Problem:
Which lines hold the word "metric"? Copy each one.
-- Start Stored data --
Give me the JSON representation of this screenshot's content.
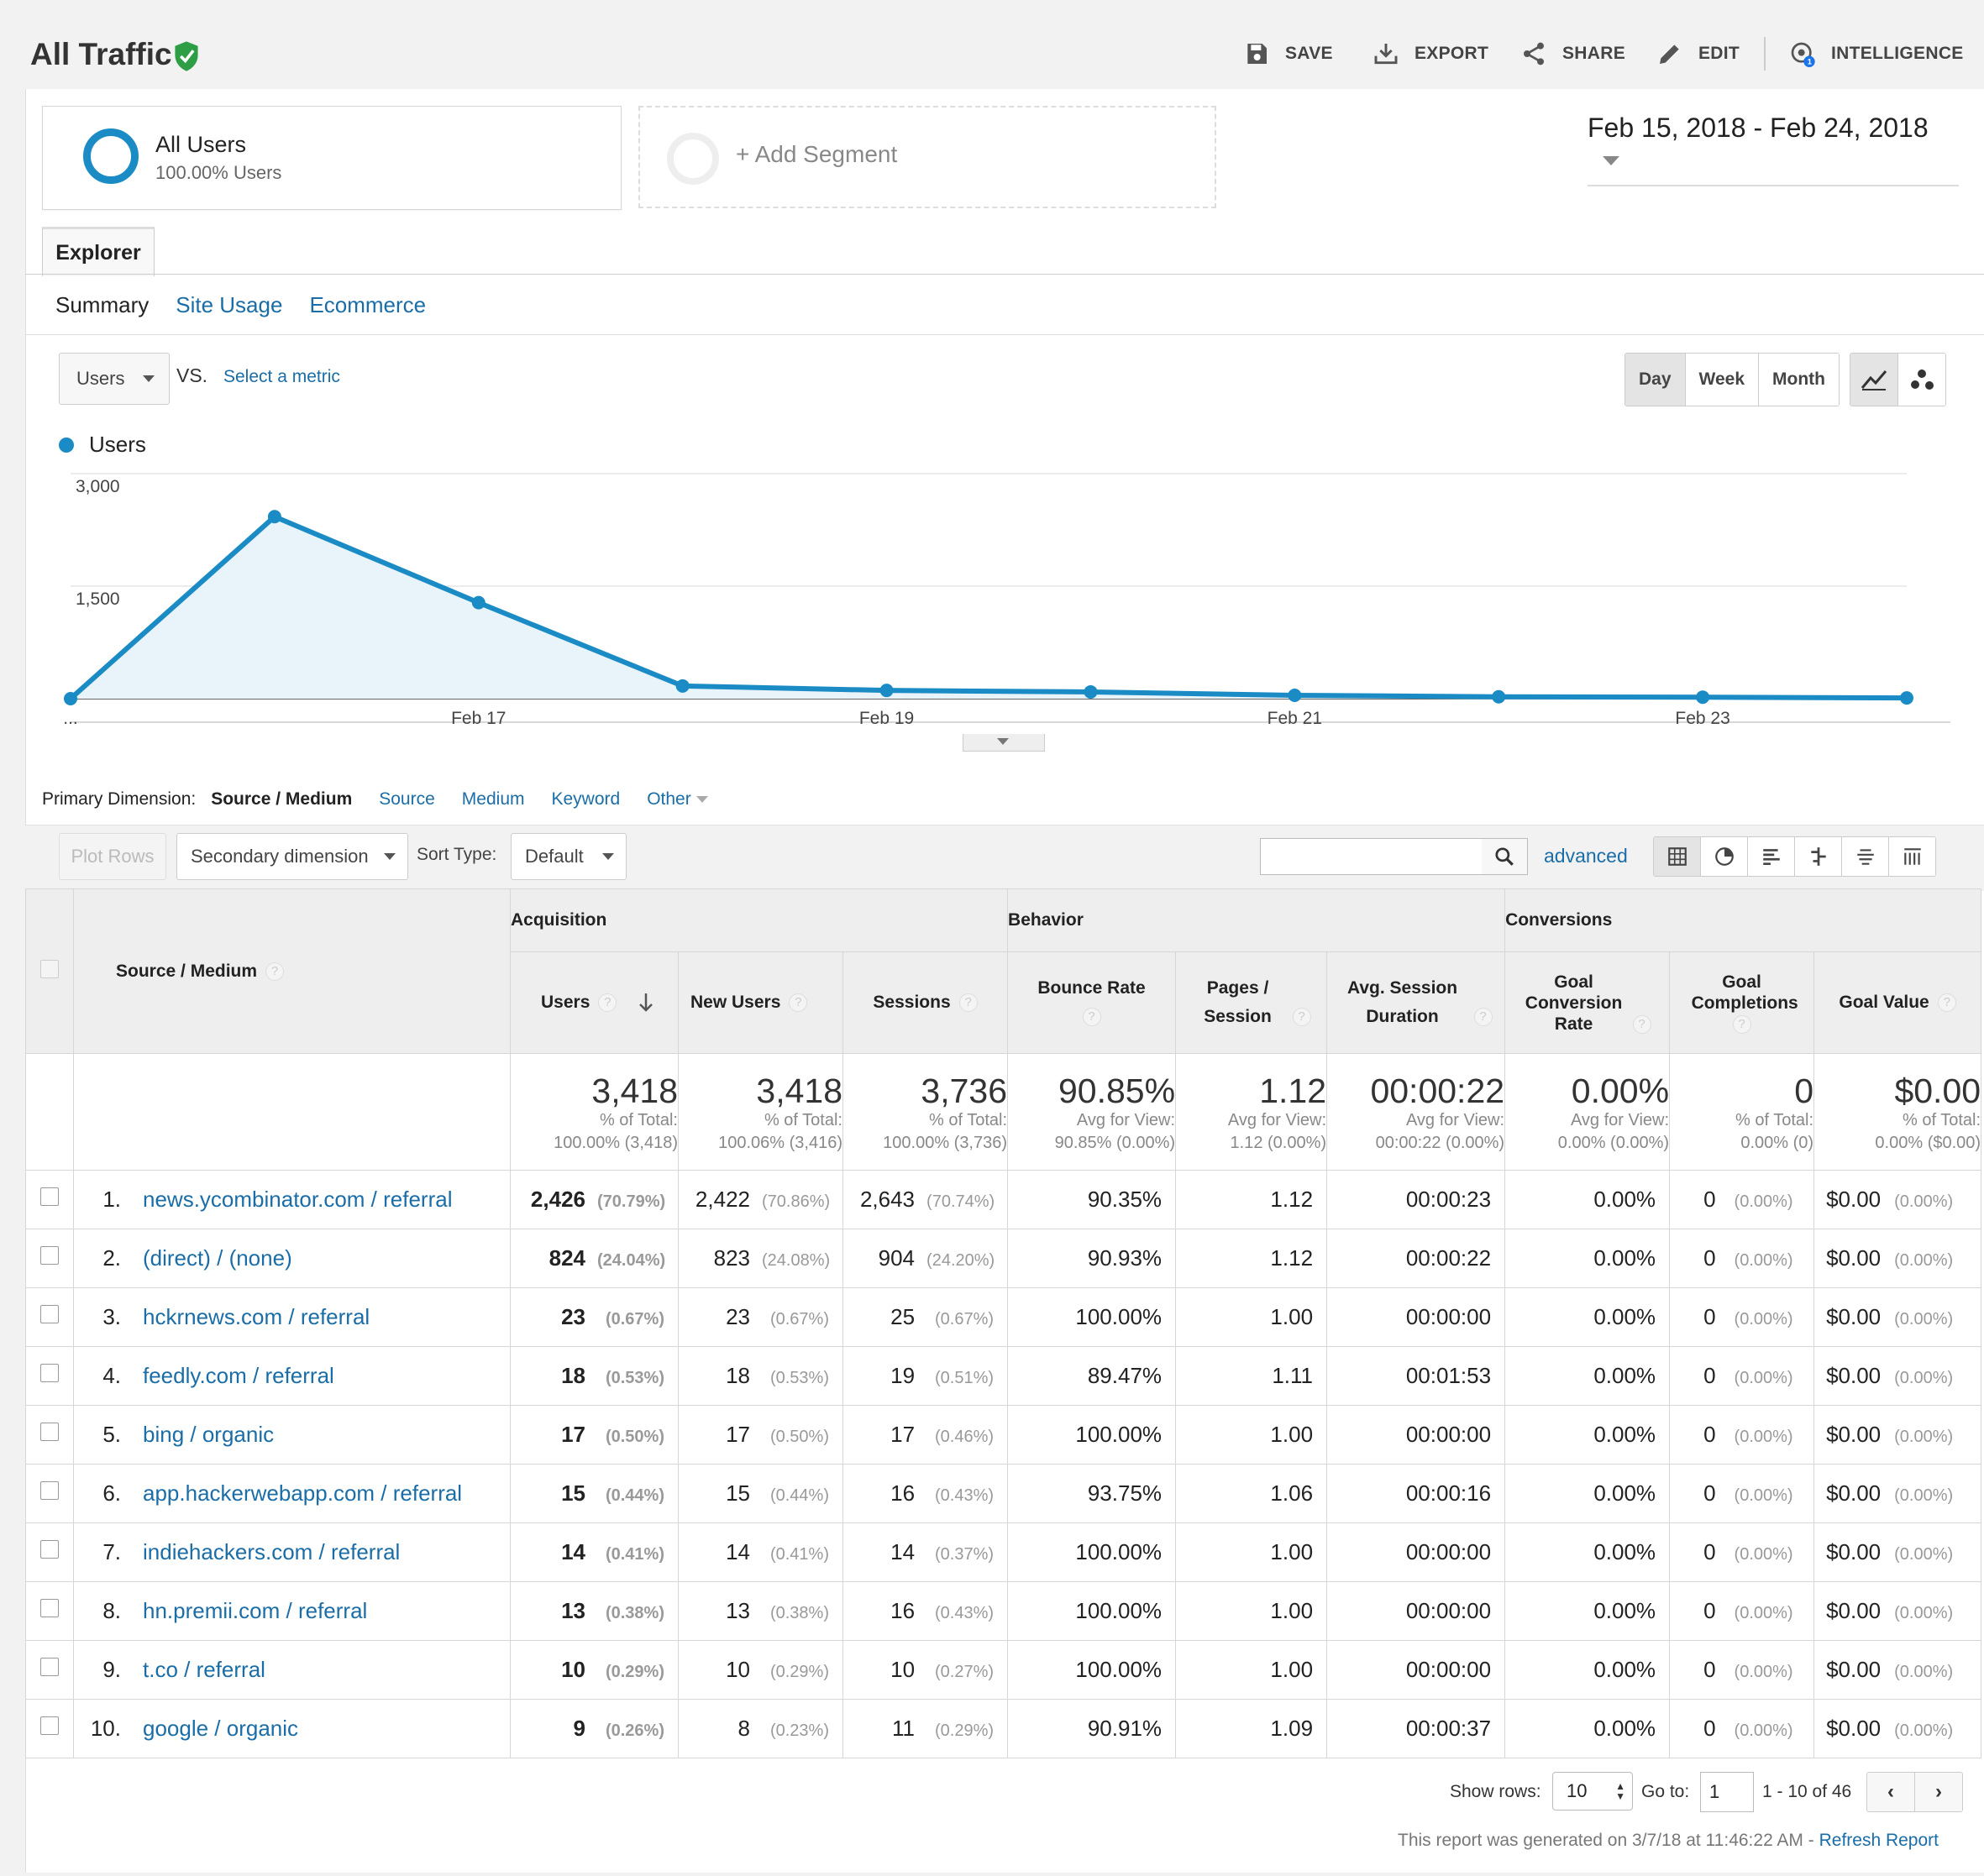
{
  "header": {
    "title": "All Traffic",
    "actions": [
      {
        "label": "SAVE",
        "icon": "save-icon"
      },
      {
        "label": "EXPORT",
        "icon": "export-icon"
      },
      {
        "label": "SHARE",
        "icon": "share-icon"
      },
      {
        "label": "EDIT",
        "icon": "edit-icon"
      },
      {
        "label": "INTELLIGENCE",
        "icon": "intelligence-icon",
        "badge": "1"
      }
    ]
  },
  "segments": {
    "active": {
      "name": "All Users",
      "detail": "100.00% Users"
    },
    "add_label": "+ Add Segment"
  },
  "date_range": "Feb 15, 2018 - Feb 24, 2018",
  "tabs": {
    "main": "Explorer",
    "sub": [
      "Summary",
      "Site Usage",
      "Ecommerce"
    ],
    "active_sub": "Summary"
  },
  "chart_controls": {
    "metric": "Users",
    "vs": "VS.",
    "select_metric": "Select a metric",
    "periods": [
      "Day",
      "Week",
      "Month"
    ],
    "active_period": "Day"
  },
  "chart_data": {
    "type": "area",
    "series": [
      {
        "name": "Users",
        "values": [
          0,
          2426,
          1280,
          170,
          110,
          90,
          45,
          25,
          20,
          10
        ]
      }
    ],
    "x": [
      "Feb 15",
      "Feb 16",
      "Feb 17",
      "Feb 18",
      "Feb 19",
      "Feb 20",
      "Feb 21",
      "Feb 22",
      "Feb 23",
      "Feb 24"
    ],
    "tick_labels": [
      "...",
      "Feb 17",
      "Feb 19",
      "Feb 21",
      "Feb 23"
    ],
    "y_ticks": [
      "3,000",
      "1,500"
    ],
    "ylim": [
      0,
      3000
    ],
    "color": "#1a8bc4",
    "grid": true,
    "legend": "top-left"
  },
  "primary_dimension": {
    "label": "Primary Dimension:",
    "active": "Source / Medium",
    "options": [
      "Source",
      "Medium",
      "Keyword"
    ],
    "other": "Other"
  },
  "table_toolbar": {
    "plot_rows": "Plot Rows",
    "secondary_dimension": "Secondary dimension",
    "sort_type_label": "Sort Type:",
    "sort_type": "Default",
    "advanced": "advanced"
  },
  "table": {
    "groups": [
      "Acquisition",
      "Behavior",
      "Conversions"
    ],
    "dimension_header": "Source / Medium",
    "columns": [
      {
        "label": "Users"
      },
      {
        "label": "New Users"
      },
      {
        "label": "Sessions"
      },
      {
        "label": "Bounce Rate"
      },
      {
        "label": "Pages / Session"
      },
      {
        "label": "Avg. Session Duration"
      },
      {
        "label": "Goal Conversion Rate"
      },
      {
        "label": "Goal Completions"
      },
      {
        "label": "Goal Value"
      }
    ],
    "totals": [
      {
        "value": "3,418",
        "l1": "% of Total:",
        "l2": "100.00% (3,418)"
      },
      {
        "value": "3,418",
        "l1": "% of Total:",
        "l2": "100.06% (3,416)"
      },
      {
        "value": "3,736",
        "l1": "% of Total:",
        "l2": "100.00% (3,736)"
      },
      {
        "value": "90.85%",
        "l1": "Avg for View:",
        "l2": "90.85% (0.00%)"
      },
      {
        "value": "1.12",
        "l1": "Avg for View:",
        "l2": "1.12 (0.00%)"
      },
      {
        "value": "00:00:22",
        "l1": "Avg for View:",
        "l2": "00:00:22 (0.00%)"
      },
      {
        "value": "0.00%",
        "l1": "Avg for View:",
        "l2": "0.00% (0.00%)"
      },
      {
        "value": "0",
        "l1": "% of Total:",
        "l2": "0.00% (0)"
      },
      {
        "value": "$0.00",
        "l1": "% of Total:",
        "l2": "0.00% ($0.00)"
      }
    ],
    "rows": [
      {
        "n": "1.",
        "source": "news.ycombinator.com / referral",
        "users": "2,426",
        "users_pct": "(70.79%)",
        "new_users": "2,422",
        "new_users_pct": "(70.86%)",
        "sessions": "2,643",
        "sessions_pct": "(70.74%)",
        "bounce": "90.35%",
        "pages": "1.12",
        "duration": "00:00:23",
        "conv": "0.00%",
        "goal": "0",
        "goal_pct": "(0.00%)",
        "value": "$0.00",
        "value_pct": "(0.00%)"
      },
      {
        "n": "2.",
        "source": "(direct) / (none)",
        "users": "824",
        "users_pct": "(24.04%)",
        "new_users": "823",
        "new_users_pct": "(24.08%)",
        "sessions": "904",
        "sessions_pct": "(24.20%)",
        "bounce": "90.93%",
        "pages": "1.12",
        "duration": "00:00:22",
        "conv": "0.00%",
        "goal": "0",
        "goal_pct": "(0.00%)",
        "value": "$0.00",
        "value_pct": "(0.00%)"
      },
      {
        "n": "3.",
        "source": "hckrnews.com / referral",
        "users": "23",
        "users_pct": "(0.67%)",
        "new_users": "23",
        "new_users_pct": "(0.67%)",
        "sessions": "25",
        "sessions_pct": "(0.67%)",
        "bounce": "100.00%",
        "pages": "1.00",
        "duration": "00:00:00",
        "conv": "0.00%",
        "goal": "0",
        "goal_pct": "(0.00%)",
        "value": "$0.00",
        "value_pct": "(0.00%)"
      },
      {
        "n": "4.",
        "source": "feedly.com / referral",
        "users": "18",
        "users_pct": "(0.53%)",
        "new_users": "18",
        "new_users_pct": "(0.53%)",
        "sessions": "19",
        "sessions_pct": "(0.51%)",
        "bounce": "89.47%",
        "pages": "1.11",
        "duration": "00:01:53",
        "conv": "0.00%",
        "goal": "0",
        "goal_pct": "(0.00%)",
        "value": "$0.00",
        "value_pct": "(0.00%)"
      },
      {
        "n": "5.",
        "source": "bing / organic",
        "users": "17",
        "users_pct": "(0.50%)",
        "new_users": "17",
        "new_users_pct": "(0.50%)",
        "sessions": "17",
        "sessions_pct": "(0.46%)",
        "bounce": "100.00%",
        "pages": "1.00",
        "duration": "00:00:00",
        "conv": "0.00%",
        "goal": "0",
        "goal_pct": "(0.00%)",
        "value": "$0.00",
        "value_pct": "(0.00%)"
      },
      {
        "n": "6.",
        "source": "app.hackerwebapp.com / referral",
        "users": "15",
        "users_pct": "(0.44%)",
        "new_users": "15",
        "new_users_pct": "(0.44%)",
        "sessions": "16",
        "sessions_pct": "(0.43%)",
        "bounce": "93.75%",
        "pages": "1.06",
        "duration": "00:00:16",
        "conv": "0.00%",
        "goal": "0",
        "goal_pct": "(0.00%)",
        "value": "$0.00",
        "value_pct": "(0.00%)"
      },
      {
        "n": "7.",
        "source": "indiehackers.com / referral",
        "users": "14",
        "users_pct": "(0.41%)",
        "new_users": "14",
        "new_users_pct": "(0.41%)",
        "sessions": "14",
        "sessions_pct": "(0.37%)",
        "bounce": "100.00%",
        "pages": "1.00",
        "duration": "00:00:00",
        "conv": "0.00%",
        "goal": "0",
        "goal_pct": "(0.00%)",
        "value": "$0.00",
        "value_pct": "(0.00%)"
      },
      {
        "n": "8.",
        "source": "hn.premii.com / referral",
        "users": "13",
        "users_pct": "(0.38%)",
        "new_users": "13",
        "new_users_pct": "(0.38%)",
        "sessions": "16",
        "sessions_pct": "(0.43%)",
        "bounce": "100.00%",
        "pages": "1.00",
        "duration": "00:00:00",
        "conv": "0.00%",
        "goal": "0",
        "goal_pct": "(0.00%)",
        "value": "$0.00",
        "value_pct": "(0.00%)"
      },
      {
        "n": "9.",
        "source": "t.co / referral",
        "users": "10",
        "users_pct": "(0.29%)",
        "new_users": "10",
        "new_users_pct": "(0.29%)",
        "sessions": "10",
        "sessions_pct": "(0.27%)",
        "bounce": "100.00%",
        "pages": "1.00",
        "duration": "00:00:00",
        "conv": "0.00%",
        "goal": "0",
        "goal_pct": "(0.00%)",
        "value": "$0.00",
        "value_pct": "(0.00%)"
      },
      {
        "n": "10.",
        "source": "google / organic",
        "users": "9",
        "users_pct": "(0.26%)",
        "new_users": "8",
        "new_users_pct": "(0.23%)",
        "sessions": "11",
        "sessions_pct": "(0.29%)",
        "bounce": "90.91%",
        "pages": "1.09",
        "duration": "00:00:37",
        "conv": "0.00%",
        "goal": "0",
        "goal_pct": "(0.00%)",
        "value": "$0.00",
        "value_pct": "(0.00%)"
      }
    ]
  },
  "pagination": {
    "show_rows_label": "Show rows:",
    "show_rows": "10",
    "goto_label": "Go to:",
    "goto": "1",
    "range": "1 - 10 of 46"
  },
  "footer": {
    "text": "This report was generated on 3/7/18 at 11:46:22 AM - ",
    "refresh": "Refresh Report"
  }
}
-- End Stored data --
Solution to this task:
    "metric": "Users",
    "select_metric": "Select a metric",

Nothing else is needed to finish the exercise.